Start of Supplied records
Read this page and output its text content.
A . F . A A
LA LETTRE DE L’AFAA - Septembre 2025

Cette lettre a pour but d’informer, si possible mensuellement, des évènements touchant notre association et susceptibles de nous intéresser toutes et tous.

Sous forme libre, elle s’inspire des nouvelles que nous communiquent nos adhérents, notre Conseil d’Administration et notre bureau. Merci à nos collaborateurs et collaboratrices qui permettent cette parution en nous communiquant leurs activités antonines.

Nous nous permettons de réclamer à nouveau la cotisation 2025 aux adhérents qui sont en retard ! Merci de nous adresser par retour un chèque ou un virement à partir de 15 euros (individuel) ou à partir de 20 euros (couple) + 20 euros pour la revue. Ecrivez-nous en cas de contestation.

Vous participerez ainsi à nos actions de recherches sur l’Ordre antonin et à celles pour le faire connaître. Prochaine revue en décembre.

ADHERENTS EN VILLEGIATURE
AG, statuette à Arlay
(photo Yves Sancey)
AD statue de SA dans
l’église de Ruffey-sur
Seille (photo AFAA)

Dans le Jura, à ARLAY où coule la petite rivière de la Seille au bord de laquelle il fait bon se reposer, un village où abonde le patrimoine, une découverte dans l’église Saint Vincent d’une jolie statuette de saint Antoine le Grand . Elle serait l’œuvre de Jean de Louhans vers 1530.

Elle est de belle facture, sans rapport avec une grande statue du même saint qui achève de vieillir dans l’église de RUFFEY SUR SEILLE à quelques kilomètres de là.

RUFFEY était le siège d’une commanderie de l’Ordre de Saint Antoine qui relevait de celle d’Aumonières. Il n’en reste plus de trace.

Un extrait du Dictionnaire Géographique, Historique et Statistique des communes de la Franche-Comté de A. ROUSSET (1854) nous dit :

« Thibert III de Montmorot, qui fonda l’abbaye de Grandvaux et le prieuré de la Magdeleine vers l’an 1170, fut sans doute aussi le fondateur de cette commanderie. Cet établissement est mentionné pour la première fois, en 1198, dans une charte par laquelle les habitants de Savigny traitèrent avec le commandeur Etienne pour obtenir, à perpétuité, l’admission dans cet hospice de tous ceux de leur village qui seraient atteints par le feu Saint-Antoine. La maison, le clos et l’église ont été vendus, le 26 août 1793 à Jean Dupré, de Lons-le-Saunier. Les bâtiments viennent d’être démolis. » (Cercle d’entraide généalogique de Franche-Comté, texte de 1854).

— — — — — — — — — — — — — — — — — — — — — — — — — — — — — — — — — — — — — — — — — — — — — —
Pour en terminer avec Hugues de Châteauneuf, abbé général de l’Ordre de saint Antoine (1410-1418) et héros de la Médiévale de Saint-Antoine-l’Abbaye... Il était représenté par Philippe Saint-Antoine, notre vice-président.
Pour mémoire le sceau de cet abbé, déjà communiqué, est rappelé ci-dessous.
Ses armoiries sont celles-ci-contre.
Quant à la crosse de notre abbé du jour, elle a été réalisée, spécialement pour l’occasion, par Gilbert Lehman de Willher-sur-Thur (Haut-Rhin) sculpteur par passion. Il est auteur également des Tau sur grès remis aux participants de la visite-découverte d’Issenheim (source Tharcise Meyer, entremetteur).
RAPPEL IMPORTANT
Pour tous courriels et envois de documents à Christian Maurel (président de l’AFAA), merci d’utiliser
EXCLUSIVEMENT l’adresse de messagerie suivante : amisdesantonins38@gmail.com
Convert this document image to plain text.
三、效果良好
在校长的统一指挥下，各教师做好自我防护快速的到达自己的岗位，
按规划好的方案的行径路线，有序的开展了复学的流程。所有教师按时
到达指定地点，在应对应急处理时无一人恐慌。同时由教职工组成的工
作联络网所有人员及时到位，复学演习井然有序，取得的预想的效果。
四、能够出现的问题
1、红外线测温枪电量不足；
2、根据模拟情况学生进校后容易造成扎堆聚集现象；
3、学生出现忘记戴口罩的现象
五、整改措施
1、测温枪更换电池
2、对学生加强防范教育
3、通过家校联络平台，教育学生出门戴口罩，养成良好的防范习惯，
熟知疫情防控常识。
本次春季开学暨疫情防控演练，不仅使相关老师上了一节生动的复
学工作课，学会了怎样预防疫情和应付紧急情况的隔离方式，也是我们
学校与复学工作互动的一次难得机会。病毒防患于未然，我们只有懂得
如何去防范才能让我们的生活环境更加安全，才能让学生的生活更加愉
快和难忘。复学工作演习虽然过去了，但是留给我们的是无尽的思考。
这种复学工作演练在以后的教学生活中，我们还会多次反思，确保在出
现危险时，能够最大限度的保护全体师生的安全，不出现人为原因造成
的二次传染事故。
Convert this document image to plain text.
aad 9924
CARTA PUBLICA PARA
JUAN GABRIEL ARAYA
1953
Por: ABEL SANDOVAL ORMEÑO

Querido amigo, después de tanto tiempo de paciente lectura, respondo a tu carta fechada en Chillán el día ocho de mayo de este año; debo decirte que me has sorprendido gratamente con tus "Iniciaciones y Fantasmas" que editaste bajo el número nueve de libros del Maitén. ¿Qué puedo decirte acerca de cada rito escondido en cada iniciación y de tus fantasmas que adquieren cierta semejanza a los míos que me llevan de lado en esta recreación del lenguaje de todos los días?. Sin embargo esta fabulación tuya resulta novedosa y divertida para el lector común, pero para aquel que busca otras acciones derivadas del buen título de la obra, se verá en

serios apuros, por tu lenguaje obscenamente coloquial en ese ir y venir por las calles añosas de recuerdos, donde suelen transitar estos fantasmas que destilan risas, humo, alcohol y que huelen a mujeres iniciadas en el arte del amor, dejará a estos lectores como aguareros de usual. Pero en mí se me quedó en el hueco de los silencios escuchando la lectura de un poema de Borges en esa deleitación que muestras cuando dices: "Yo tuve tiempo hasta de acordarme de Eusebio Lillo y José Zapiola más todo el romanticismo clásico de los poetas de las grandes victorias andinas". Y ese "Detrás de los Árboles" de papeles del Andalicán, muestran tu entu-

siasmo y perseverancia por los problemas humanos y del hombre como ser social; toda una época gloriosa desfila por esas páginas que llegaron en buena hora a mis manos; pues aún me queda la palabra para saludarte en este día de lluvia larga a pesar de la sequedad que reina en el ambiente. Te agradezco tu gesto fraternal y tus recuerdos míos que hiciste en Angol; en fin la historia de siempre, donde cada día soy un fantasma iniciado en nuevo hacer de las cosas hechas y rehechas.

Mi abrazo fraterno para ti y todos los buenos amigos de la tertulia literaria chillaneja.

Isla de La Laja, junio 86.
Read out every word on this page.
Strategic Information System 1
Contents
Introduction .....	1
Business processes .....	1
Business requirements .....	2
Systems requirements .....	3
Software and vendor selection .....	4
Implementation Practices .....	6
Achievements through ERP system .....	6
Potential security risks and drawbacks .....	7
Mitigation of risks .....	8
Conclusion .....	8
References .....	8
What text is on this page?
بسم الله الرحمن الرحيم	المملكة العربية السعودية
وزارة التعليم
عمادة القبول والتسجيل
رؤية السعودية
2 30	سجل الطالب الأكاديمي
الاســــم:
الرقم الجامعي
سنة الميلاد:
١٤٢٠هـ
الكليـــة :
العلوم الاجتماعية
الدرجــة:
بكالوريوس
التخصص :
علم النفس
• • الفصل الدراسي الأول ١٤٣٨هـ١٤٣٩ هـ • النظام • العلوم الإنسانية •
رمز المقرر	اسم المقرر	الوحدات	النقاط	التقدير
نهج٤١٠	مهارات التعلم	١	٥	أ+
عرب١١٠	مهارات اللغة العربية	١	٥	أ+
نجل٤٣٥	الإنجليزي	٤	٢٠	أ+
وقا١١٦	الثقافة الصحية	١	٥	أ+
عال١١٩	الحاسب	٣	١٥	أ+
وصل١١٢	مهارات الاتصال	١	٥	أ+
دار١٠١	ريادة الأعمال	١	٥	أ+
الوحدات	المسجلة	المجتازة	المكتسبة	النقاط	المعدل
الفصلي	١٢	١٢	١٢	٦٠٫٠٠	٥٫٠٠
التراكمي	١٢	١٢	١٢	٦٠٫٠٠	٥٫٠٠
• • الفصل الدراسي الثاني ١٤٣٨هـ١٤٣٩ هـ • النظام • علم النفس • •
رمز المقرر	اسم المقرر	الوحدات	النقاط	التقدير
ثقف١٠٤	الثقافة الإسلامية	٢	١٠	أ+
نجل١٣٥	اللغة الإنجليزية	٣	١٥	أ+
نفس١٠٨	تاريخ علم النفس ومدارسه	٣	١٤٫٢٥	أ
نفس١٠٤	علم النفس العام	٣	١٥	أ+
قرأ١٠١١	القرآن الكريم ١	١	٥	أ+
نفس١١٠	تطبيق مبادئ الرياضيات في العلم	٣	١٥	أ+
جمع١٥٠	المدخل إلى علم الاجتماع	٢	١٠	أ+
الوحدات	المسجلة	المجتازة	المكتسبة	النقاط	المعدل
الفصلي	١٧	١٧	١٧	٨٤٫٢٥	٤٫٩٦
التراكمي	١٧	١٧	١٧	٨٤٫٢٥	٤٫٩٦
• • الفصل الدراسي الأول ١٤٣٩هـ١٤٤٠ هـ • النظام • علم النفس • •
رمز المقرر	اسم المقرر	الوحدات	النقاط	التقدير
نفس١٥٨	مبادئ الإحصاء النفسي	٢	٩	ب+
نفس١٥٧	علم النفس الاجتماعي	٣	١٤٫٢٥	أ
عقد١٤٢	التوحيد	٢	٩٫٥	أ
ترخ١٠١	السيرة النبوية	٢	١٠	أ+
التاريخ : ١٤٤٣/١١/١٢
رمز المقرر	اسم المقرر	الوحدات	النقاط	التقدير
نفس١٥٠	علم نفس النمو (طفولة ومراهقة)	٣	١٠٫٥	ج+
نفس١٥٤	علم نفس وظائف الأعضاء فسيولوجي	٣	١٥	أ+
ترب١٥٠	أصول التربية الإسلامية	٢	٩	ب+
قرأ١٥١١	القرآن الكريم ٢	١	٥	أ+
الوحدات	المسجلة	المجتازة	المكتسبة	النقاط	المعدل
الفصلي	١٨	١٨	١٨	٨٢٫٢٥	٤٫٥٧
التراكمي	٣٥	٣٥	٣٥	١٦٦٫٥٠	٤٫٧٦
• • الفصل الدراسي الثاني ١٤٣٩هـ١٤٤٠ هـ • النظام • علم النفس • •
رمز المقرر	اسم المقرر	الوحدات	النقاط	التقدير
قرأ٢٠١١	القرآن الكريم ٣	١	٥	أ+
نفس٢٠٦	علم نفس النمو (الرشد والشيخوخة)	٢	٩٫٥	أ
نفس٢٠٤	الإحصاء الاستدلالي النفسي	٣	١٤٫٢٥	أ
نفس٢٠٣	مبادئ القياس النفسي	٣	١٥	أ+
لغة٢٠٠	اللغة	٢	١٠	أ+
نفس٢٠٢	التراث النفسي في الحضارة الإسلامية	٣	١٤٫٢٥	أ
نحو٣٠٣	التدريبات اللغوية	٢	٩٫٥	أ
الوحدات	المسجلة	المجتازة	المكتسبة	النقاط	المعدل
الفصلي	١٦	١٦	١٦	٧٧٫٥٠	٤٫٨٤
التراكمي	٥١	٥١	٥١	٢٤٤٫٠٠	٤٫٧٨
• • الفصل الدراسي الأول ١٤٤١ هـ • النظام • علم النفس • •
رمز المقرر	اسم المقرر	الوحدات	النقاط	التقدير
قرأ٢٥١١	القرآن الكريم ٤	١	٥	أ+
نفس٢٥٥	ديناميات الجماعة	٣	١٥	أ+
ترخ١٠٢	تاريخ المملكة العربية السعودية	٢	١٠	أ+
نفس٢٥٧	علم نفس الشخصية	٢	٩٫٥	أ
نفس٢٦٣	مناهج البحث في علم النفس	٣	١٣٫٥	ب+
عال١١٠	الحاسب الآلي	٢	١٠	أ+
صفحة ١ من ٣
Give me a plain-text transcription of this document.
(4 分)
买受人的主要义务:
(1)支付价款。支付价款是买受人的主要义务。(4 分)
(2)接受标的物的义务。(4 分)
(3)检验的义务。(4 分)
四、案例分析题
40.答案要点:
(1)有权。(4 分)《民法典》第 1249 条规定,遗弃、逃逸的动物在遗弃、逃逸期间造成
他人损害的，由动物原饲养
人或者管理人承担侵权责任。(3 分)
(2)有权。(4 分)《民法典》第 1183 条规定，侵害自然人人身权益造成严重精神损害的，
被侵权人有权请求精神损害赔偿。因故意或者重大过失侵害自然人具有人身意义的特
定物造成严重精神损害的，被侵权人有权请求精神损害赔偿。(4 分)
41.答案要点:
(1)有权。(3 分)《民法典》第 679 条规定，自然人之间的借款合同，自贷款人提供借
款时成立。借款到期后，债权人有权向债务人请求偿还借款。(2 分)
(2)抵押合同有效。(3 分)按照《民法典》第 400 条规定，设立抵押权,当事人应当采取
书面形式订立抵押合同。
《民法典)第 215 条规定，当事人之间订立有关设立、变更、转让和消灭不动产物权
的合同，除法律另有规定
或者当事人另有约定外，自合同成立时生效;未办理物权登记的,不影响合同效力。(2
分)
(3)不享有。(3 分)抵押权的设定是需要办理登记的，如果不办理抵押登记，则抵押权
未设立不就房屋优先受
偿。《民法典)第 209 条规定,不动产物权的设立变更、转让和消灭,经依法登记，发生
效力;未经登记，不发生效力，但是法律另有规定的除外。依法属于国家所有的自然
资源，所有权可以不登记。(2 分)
End of Supplied records
- _Task to carry out_: Lines containing "العربية" are to be counted. State the total and add nothing.

- _Exercise solution_: 3